-- DATA FOR THE TASK start --

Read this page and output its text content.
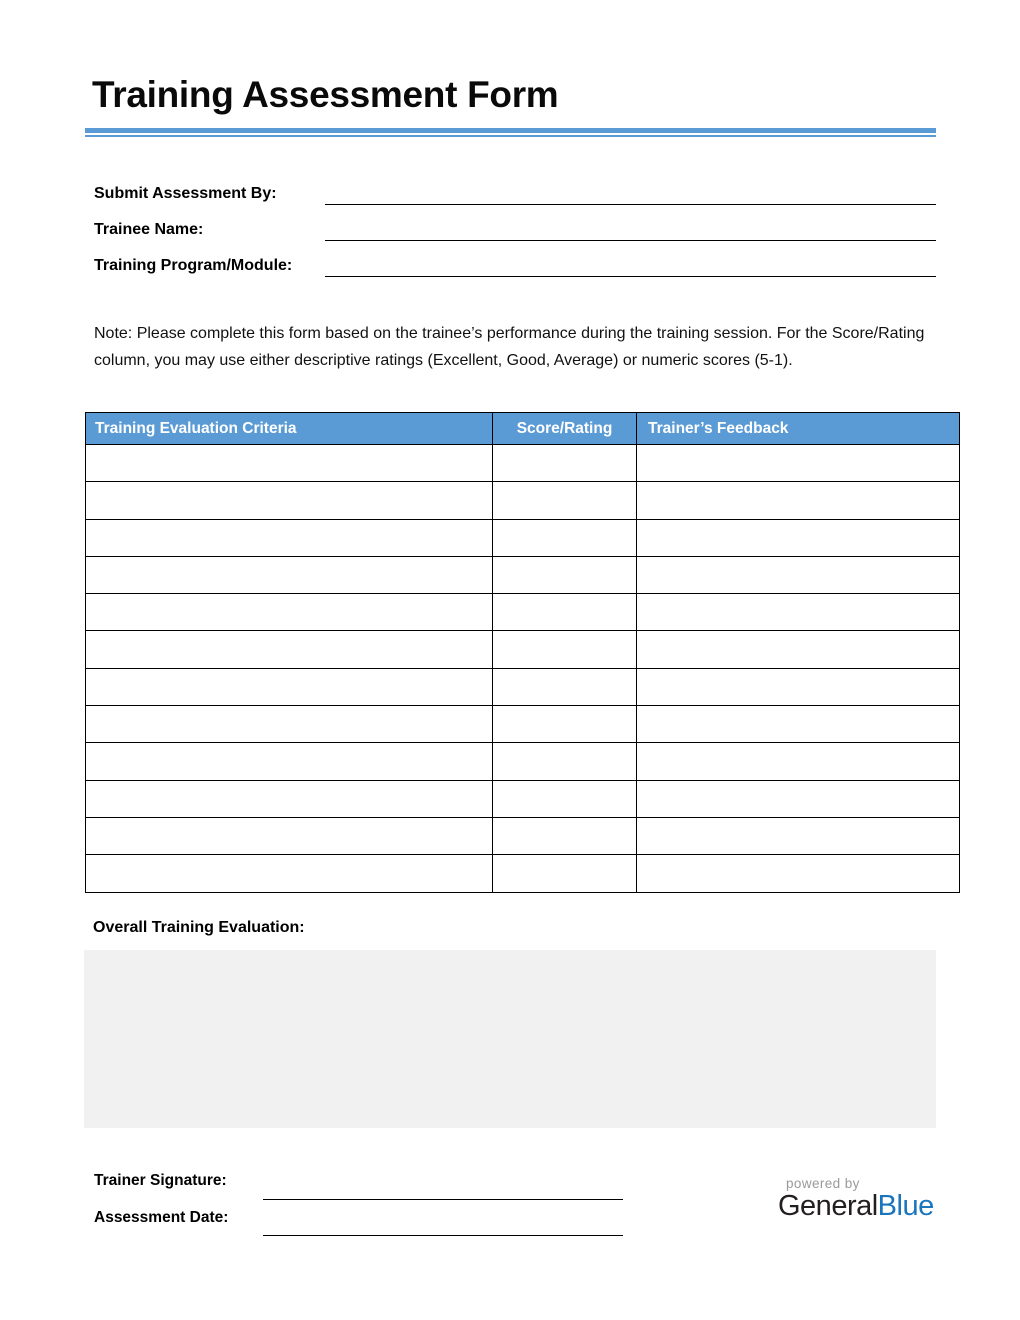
Training Assessment Form
Submit Assessment By:
Trainee Name:
Training Program/Module:

Note: Please complete this form based on the trainee’s performance during the training session. For the Score/Rating column, you may use either descriptive ratings (Excellent, Good, Average) or numeric scores (5-1).

Training Evaluation Criteria	Score/Rating	Trainer’s Feedback

Overall Training Evaluation:
Trainer Signature:
Assessment Date:
powered by
GeneralBlue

-- DATA FOR THE TASK end --

→ DIRECTIVE
Repeat the records above exactly, omitting every picture.

→ SOLUTION TO THE PROBLEM
Read this page and output its text content.
Training Assessment Form
Submit Assessment By:
Trainee Name:
Training Program/Module:

Note: Please complete this form based on the trainee’s performance during the training session. For the Score/Rating column, you may use either descriptive ratings (Excellent, Good, Average) or numeric scores (5-1).

Training Evaluation Criteria	Score/Rating	Trainer’s Feedback

Overall Training Evaluation:
Trainer Signature:
Assessment Date:
powered by
GeneralBlue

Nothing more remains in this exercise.